Recorded information:
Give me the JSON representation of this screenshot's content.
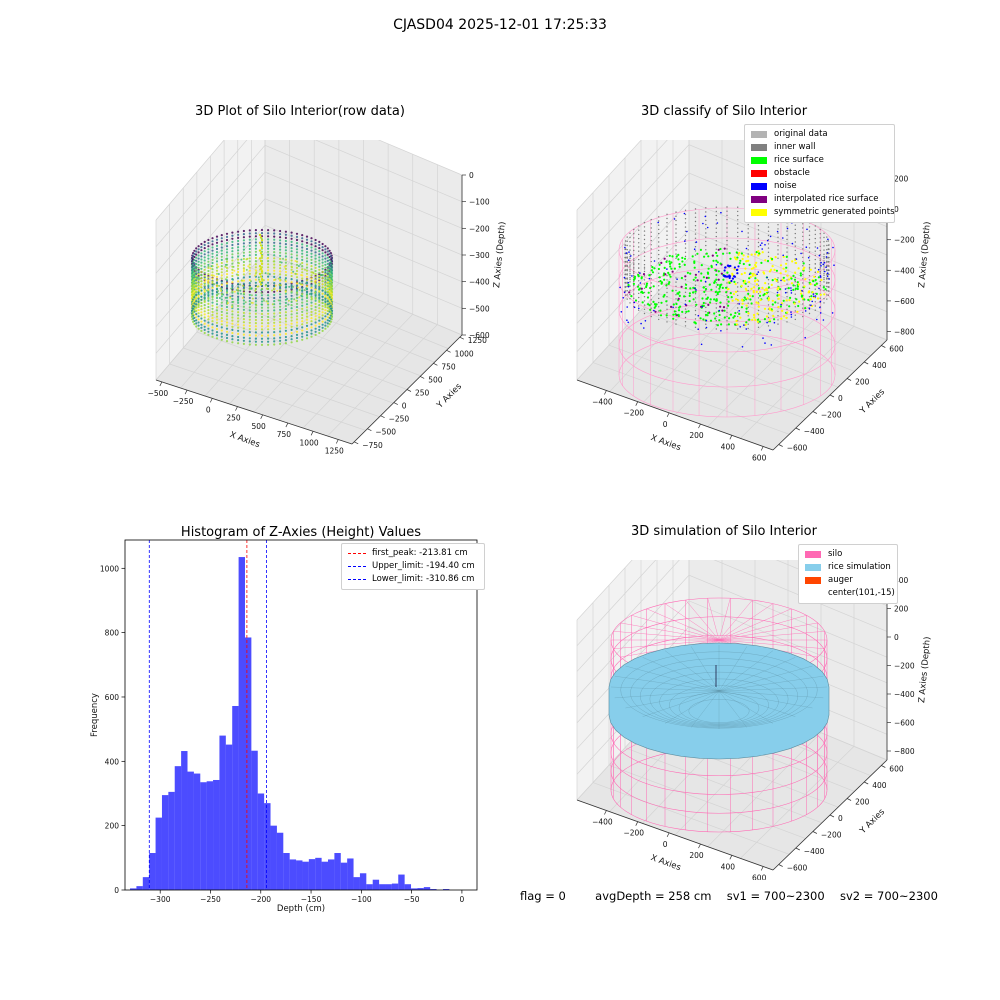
{
  "figure": {
    "suptitle": "CJASD04 2025-12-01 17:25:33"
  },
  "panels": {
    "raw": {
      "title": "3D Plot of Silo Interior(row data)",
      "x_ticks": [
        "−500",
        "−250",
        "0",
        "250",
        "500",
        "750",
        "1000",
        "1250"
      ],
      "y_ticks": [
        "−750",
        "−500",
        "−250",
        "0",
        "250",
        "500",
        "750",
        "1000",
        "1250"
      ],
      "z_ticks": [
        "0",
        "−100",
        "−200",
        "−300",
        "−400",
        "−500",
        "−600"
      ],
      "xlabel": "X Axies",
      "ylabel": "Y Axies",
      "zlabel": "Z Axies (Depth)"
    },
    "classify": {
      "title": "3D classify of Silo Interior",
      "x_ticks": [
        "−400",
        "−200",
        "0",
        "200",
        "400",
        "600"
      ],
      "y_ticks": [
        "−600",
        "−400",
        "−200",
        "0",
        "200",
        "400",
        "600"
      ],
      "z_ticks": [
        "200",
        "0",
        "−200",
        "−400",
        "−600",
        "−800"
      ],
      "xlabel": "X Axies",
      "ylabel": "Y Axies",
      "zlabel": "Z Axies (Depth)",
      "legend": [
        {
          "label": "original data",
          "color": "#b3b3b3"
        },
        {
          "label": "inner wall",
          "color": "#808080"
        },
        {
          "label": "rice surface",
          "color": "#00ff00"
        },
        {
          "label": "obstacle",
          "color": "#ff0000"
        },
        {
          "label": "noise",
          "color": "#0000ff"
        },
        {
          "label": "interpolated rice surface",
          "color": "#800080"
        },
        {
          "label": "symmetric generated points",
          "color": "#ffff00"
        }
      ]
    },
    "simulation": {
      "title": "3D simulation of Silo Interior",
      "x_ticks": [
        "−400",
        "−200",
        "0",
        "200",
        "400",
        "600"
      ],
      "y_ticks": [
        "−600",
        "−400",
        "−200",
        "0",
        "200",
        "400",
        "600"
      ],
      "z_ticks": [
        "400",
        "200",
        "0",
        "−200",
        "−400",
        "−600",
        "−800"
      ],
      "xlabel": "X Axies",
      "ylabel": "Y Axies",
      "zlabel": "Z Axies (Depth)",
      "legend": [
        {
          "label": "silo",
          "color": "#ff69b4"
        },
        {
          "label": "rice simulation",
          "color": "#87ceeb"
        },
        {
          "label": "auger",
          "color": "#ff4500"
        },
        {
          "label": "center(101,-15)",
          "color": ""
        }
      ]
    },
    "footer": {
      "flag": "flag = 0",
      "avg_depth": "avgDepth = 258 cm",
      "sv1": "sv1 = 700~2300",
      "sv2": "sv2 = 700~2300"
    }
  },
  "chart_data": {
    "type": "bar",
    "title": "Histogram of Z-Axies (Height) Values",
    "xlabel": "Depth (cm)",
    "ylabel": "Frequency",
    "xlim": [
      -335,
      15
    ],
    "ylim": [
      0,
      1088
    ],
    "x_ticks": [
      -300,
      -250,
      -200,
      -150,
      -100,
      -50,
      0
    ],
    "y_ticks": [
      0,
      200,
      400,
      600,
      800,
      1000
    ],
    "bin_width": 6.35,
    "bins_start": -330,
    "values": [
      5,
      12,
      40,
      115,
      225,
      295,
      305,
      385,
      432,
      368,
      362,
      335,
      338,
      342,
      480,
      452,
      572,
      1035,
      785,
      433,
      300,
      270,
      200,
      178,
      115,
      95,
      92,
      88,
      96,
      100,
      88,
      95,
      115,
      85,
      98,
      40,
      52,
      18,
      32,
      18,
      18,
      20,
      48,
      18,
      5,
      6,
      9,
      3,
      0,
      3
    ],
    "bar_color": "#0000ff",
    "bar_alpha": 0.7,
    "vlines": [
      {
        "label": "first_peak: -213.81 cm",
        "x": -213.81,
        "color": "#ff0000"
      },
      {
        "label": "Upper_limit: -194.40 cm",
        "x": -194.4,
        "color": "#0000ff"
      },
      {
        "label": "Lower_limit: -310.86 cm",
        "x": -310.86,
        "color": "#0000ff"
      }
    ],
    "legend_position": "top-right"
  }
}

Task details:
Within the data above, pick out all lines holding the word "surface".

Reply to the exercise:
          "label": "rice surface",
          "label": "interpolated rice surface",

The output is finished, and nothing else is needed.